▼
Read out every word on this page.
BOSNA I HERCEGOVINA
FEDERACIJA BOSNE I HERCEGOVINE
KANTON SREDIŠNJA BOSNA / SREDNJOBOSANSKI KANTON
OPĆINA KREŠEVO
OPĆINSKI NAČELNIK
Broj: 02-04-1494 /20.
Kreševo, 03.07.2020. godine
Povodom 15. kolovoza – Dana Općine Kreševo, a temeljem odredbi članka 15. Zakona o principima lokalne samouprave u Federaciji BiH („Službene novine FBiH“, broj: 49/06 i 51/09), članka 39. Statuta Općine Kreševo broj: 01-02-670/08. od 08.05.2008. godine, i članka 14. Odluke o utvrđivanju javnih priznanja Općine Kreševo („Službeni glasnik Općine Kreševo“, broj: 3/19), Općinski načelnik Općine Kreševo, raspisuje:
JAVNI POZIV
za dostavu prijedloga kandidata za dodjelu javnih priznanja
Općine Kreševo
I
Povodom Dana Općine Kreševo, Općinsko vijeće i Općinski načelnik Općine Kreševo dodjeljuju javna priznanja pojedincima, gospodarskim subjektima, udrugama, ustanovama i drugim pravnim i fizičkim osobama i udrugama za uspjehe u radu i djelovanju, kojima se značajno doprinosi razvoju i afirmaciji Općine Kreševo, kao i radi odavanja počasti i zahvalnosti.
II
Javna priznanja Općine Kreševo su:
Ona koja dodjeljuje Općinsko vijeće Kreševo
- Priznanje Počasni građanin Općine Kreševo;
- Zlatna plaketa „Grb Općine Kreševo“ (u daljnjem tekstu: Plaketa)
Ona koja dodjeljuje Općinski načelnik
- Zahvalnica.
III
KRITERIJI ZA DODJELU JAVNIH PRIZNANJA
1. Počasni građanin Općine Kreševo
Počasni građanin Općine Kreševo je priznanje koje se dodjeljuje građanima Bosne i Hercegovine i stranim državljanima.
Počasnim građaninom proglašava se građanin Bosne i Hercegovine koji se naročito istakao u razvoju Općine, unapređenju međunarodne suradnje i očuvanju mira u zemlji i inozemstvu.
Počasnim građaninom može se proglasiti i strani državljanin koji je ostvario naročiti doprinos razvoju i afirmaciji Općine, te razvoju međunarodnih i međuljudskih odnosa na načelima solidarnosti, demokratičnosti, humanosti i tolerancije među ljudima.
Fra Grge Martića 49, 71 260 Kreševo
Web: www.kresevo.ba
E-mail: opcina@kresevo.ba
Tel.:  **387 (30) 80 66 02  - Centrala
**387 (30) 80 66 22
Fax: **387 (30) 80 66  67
▲
▼
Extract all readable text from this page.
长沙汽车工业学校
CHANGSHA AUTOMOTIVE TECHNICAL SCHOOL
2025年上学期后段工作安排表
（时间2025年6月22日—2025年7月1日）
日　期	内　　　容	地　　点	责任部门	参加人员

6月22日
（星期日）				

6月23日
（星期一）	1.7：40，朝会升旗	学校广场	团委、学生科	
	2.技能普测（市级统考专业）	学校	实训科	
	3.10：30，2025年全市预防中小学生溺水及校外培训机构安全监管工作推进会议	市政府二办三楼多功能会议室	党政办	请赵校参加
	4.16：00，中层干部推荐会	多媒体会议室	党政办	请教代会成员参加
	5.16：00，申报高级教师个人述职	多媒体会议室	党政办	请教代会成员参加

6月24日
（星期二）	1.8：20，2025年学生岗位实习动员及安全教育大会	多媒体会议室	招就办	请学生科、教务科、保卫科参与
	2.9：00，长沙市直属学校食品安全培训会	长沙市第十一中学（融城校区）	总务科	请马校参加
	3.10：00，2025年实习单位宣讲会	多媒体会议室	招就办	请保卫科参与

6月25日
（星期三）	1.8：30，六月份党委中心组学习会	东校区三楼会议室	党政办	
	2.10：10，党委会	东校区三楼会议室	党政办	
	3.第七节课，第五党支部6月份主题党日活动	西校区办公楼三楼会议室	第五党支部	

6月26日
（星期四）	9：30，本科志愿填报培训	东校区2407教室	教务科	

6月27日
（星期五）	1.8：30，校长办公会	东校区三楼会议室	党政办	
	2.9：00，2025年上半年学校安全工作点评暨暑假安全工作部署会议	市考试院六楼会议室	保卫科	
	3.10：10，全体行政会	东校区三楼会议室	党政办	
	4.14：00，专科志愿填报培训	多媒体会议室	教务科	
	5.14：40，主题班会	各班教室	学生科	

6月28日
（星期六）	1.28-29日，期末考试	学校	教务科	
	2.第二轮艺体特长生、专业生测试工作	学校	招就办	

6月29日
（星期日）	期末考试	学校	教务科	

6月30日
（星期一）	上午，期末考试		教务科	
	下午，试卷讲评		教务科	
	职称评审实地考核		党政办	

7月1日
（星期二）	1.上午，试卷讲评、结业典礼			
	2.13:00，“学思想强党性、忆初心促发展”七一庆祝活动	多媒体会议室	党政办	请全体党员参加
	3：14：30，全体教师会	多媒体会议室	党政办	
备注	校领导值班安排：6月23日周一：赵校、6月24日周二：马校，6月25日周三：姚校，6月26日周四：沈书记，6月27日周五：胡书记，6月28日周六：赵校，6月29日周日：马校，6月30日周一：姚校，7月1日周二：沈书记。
▲
■ WHAT IS ASKED: State only the count of lines above that hold the string "BOSNA".

■ PROBLEM SOLUTION: 2